ENTRIES SHOWN:
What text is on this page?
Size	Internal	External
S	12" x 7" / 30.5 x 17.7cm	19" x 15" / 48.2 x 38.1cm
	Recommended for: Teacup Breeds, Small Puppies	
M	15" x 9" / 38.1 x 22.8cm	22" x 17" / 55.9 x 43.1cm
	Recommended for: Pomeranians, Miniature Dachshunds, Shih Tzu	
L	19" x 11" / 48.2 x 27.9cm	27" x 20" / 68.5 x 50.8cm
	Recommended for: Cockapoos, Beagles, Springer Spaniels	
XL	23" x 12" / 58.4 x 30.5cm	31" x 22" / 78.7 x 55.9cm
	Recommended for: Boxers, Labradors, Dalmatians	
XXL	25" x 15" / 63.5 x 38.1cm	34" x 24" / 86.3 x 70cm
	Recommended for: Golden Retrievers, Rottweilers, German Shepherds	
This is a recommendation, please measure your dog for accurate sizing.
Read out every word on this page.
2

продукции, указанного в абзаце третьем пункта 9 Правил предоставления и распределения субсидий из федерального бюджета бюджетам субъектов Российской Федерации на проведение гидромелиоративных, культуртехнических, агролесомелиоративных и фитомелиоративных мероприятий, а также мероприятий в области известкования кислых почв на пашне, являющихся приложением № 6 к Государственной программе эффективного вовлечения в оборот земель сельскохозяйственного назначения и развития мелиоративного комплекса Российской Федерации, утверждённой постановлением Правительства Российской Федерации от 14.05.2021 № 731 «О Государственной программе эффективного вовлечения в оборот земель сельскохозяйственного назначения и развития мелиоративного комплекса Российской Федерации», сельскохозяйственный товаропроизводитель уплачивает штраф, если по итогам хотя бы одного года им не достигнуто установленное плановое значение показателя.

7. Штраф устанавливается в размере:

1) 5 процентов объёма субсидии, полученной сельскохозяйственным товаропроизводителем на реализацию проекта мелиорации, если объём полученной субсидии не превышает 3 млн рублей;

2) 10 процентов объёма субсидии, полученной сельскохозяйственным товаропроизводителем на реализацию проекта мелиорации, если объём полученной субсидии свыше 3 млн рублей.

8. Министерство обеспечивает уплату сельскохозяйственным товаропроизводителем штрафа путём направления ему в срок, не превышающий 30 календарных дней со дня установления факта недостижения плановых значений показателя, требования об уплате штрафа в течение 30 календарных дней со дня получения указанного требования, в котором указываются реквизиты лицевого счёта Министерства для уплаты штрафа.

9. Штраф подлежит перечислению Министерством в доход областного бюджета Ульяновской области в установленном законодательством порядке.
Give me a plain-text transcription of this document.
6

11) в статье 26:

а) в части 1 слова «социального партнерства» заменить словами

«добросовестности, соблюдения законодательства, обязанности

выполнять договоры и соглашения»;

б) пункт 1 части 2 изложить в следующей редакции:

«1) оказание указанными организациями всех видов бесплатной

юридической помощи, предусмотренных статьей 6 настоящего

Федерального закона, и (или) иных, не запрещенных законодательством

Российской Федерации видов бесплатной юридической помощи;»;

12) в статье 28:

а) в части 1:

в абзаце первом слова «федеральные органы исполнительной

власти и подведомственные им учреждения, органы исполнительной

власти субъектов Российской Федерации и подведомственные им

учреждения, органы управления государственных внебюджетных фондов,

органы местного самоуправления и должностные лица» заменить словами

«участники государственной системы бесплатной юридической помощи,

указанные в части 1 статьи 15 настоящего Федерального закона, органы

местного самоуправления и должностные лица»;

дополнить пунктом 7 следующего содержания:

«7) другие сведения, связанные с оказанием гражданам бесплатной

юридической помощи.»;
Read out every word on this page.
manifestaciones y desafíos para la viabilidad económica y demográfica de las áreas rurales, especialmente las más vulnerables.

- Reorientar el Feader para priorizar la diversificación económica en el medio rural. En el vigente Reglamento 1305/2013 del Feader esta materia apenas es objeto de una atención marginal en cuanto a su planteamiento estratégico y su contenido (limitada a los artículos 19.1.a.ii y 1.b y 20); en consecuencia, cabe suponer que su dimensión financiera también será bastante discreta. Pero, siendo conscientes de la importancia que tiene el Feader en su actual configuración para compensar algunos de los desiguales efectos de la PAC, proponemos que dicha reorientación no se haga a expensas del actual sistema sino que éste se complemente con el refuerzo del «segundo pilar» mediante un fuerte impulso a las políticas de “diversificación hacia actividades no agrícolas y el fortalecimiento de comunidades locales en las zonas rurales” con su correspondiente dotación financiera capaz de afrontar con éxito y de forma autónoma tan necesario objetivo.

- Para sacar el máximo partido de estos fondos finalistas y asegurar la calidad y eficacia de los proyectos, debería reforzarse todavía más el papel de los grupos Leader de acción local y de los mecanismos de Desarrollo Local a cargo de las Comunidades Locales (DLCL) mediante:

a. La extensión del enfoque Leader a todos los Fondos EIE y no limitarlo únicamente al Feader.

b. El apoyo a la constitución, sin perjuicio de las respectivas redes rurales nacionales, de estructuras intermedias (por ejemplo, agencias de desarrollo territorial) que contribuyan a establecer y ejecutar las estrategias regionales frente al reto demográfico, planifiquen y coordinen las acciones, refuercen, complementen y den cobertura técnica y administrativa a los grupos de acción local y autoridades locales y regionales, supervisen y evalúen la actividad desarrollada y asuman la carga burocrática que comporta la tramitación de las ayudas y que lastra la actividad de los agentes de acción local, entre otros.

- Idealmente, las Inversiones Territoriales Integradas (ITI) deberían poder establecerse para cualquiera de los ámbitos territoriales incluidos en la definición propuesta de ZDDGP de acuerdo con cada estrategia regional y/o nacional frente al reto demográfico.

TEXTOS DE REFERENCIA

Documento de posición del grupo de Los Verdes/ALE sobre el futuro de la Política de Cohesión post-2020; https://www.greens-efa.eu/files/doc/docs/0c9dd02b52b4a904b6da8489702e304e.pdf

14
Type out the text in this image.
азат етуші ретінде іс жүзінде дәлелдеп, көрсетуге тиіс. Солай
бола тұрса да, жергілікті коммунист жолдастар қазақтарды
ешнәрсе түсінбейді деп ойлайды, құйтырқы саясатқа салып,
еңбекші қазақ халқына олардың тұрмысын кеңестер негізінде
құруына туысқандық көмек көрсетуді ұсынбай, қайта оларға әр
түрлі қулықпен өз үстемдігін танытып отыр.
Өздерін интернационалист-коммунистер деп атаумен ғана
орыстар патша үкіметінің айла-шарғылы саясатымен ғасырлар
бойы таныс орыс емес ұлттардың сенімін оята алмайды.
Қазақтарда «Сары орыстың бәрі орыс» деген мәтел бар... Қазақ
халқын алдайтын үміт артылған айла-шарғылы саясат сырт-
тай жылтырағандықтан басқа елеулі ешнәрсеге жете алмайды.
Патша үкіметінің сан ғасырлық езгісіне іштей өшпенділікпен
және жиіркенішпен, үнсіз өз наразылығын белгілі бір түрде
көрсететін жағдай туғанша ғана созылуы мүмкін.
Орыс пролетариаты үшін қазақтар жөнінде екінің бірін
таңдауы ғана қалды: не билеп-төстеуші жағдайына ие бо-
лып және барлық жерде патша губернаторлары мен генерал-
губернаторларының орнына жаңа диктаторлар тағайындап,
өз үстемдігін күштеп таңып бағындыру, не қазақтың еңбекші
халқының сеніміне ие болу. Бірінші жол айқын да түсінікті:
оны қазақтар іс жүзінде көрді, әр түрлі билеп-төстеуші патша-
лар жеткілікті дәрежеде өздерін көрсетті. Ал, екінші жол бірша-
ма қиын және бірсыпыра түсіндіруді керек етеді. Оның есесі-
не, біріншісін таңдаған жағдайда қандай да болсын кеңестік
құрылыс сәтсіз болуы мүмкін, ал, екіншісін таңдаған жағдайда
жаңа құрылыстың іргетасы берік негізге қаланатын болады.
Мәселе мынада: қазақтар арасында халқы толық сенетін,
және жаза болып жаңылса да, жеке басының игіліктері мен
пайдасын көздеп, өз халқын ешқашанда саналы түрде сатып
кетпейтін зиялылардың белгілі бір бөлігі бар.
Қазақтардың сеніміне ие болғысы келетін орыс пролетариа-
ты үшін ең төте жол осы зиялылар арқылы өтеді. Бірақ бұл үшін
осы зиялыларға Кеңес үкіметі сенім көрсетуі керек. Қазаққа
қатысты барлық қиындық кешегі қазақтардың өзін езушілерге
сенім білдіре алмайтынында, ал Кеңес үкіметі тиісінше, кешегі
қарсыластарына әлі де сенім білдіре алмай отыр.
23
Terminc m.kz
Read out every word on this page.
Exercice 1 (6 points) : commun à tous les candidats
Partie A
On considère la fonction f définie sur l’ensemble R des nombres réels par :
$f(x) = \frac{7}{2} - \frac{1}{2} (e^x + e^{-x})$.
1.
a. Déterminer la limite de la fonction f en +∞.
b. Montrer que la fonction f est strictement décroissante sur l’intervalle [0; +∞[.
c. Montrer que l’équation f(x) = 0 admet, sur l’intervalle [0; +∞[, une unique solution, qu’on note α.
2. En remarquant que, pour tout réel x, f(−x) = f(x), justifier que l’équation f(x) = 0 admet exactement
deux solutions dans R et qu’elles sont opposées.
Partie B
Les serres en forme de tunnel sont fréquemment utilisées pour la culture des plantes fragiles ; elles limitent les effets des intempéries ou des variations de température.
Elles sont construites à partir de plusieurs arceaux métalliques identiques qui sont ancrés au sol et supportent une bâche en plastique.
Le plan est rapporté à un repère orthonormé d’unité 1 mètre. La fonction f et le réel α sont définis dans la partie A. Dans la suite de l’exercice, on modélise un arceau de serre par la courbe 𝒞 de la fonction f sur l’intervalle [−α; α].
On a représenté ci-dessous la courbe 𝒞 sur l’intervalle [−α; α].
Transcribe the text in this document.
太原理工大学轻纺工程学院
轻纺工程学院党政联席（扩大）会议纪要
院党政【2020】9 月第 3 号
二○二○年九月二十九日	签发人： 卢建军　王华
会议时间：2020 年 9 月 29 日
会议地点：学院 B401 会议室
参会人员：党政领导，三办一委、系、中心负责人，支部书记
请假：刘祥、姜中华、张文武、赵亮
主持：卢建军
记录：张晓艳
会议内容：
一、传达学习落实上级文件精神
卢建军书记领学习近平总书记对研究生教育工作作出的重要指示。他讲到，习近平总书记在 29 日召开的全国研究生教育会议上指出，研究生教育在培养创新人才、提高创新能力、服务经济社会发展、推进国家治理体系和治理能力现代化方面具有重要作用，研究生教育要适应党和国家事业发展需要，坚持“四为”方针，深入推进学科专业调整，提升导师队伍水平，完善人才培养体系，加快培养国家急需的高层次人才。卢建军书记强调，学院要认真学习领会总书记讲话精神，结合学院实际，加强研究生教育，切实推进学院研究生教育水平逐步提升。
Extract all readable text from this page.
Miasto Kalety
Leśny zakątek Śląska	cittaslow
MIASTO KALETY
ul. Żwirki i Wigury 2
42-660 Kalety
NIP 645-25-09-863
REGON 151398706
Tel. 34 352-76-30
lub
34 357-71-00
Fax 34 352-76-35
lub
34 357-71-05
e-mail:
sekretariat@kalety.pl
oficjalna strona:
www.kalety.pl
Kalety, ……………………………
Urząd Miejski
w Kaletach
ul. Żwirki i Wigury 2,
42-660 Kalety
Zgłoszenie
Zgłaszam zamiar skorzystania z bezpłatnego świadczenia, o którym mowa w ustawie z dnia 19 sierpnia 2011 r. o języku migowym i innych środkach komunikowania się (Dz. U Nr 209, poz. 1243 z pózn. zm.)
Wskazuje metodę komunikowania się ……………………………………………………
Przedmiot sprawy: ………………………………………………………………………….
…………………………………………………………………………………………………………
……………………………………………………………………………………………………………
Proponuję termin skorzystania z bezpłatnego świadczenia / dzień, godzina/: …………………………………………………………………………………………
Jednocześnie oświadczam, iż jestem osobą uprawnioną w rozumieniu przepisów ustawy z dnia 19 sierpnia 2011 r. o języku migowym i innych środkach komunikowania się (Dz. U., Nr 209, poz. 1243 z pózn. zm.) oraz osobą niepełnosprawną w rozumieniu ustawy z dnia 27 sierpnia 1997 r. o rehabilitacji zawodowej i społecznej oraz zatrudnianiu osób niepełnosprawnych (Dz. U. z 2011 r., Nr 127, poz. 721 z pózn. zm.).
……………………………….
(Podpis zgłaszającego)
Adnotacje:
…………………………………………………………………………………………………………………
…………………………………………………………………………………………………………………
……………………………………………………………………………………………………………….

TASK OBJECTIVE: Determine the number of lines in the data that contain "шарғылы" as a word or string, and state only that number.

EXPECTED ANSWER: 2